* _Problem details_: Collect each line containing "JSON".

# start of Given data

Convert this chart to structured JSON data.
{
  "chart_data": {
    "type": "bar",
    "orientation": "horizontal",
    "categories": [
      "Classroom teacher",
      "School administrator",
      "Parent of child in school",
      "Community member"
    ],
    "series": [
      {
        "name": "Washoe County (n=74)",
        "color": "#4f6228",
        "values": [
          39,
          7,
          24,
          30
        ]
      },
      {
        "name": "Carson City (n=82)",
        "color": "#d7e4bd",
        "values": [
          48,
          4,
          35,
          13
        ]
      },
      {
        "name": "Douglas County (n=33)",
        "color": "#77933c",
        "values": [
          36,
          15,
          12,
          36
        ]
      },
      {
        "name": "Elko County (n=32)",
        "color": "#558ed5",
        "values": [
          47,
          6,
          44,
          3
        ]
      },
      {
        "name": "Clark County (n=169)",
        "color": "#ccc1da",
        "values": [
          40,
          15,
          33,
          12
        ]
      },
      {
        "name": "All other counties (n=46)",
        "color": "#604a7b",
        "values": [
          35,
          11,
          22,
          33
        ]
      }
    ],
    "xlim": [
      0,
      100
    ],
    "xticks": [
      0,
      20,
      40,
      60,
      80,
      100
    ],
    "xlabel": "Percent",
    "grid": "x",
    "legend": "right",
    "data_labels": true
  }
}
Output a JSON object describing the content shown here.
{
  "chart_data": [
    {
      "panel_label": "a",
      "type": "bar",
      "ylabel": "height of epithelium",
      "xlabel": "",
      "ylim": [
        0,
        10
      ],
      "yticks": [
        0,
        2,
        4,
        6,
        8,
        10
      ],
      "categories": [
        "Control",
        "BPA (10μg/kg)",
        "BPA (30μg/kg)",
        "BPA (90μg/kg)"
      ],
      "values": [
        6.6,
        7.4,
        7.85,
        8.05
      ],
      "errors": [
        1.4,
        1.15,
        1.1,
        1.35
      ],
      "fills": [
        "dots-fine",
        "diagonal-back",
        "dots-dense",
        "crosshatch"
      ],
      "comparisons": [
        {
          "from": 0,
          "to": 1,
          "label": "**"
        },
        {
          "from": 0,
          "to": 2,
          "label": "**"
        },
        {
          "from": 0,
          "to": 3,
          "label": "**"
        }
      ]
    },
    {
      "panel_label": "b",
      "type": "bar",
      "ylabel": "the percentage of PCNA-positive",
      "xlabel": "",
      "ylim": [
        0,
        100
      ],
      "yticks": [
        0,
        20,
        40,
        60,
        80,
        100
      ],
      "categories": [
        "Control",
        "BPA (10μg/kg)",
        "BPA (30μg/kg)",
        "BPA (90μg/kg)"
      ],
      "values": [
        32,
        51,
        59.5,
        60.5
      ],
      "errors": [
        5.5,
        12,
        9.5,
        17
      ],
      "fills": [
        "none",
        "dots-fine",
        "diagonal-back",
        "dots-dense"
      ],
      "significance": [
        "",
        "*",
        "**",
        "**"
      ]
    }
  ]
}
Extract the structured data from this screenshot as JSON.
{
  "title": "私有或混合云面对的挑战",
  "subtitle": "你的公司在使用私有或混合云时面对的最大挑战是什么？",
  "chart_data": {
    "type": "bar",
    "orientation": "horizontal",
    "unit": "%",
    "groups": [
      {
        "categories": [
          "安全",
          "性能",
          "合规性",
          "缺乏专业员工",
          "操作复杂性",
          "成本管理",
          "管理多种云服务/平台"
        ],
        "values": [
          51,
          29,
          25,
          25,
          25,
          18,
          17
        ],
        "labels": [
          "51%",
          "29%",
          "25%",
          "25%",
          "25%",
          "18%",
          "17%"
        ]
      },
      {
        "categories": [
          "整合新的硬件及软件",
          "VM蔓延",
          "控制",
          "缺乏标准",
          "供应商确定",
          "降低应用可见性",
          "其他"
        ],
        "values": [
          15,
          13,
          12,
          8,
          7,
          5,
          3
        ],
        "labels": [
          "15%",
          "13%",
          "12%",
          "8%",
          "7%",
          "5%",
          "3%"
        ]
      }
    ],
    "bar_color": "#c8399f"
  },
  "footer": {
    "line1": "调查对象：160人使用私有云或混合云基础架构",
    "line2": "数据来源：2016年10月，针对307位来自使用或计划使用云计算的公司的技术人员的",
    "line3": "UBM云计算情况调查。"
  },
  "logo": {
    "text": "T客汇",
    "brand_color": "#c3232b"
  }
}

# end of Given data

* _Final result_:
Convert this chart to structured JSON data.
Output a JSON object describing the content shown here.
Extract the structured data from this screenshot as JSON.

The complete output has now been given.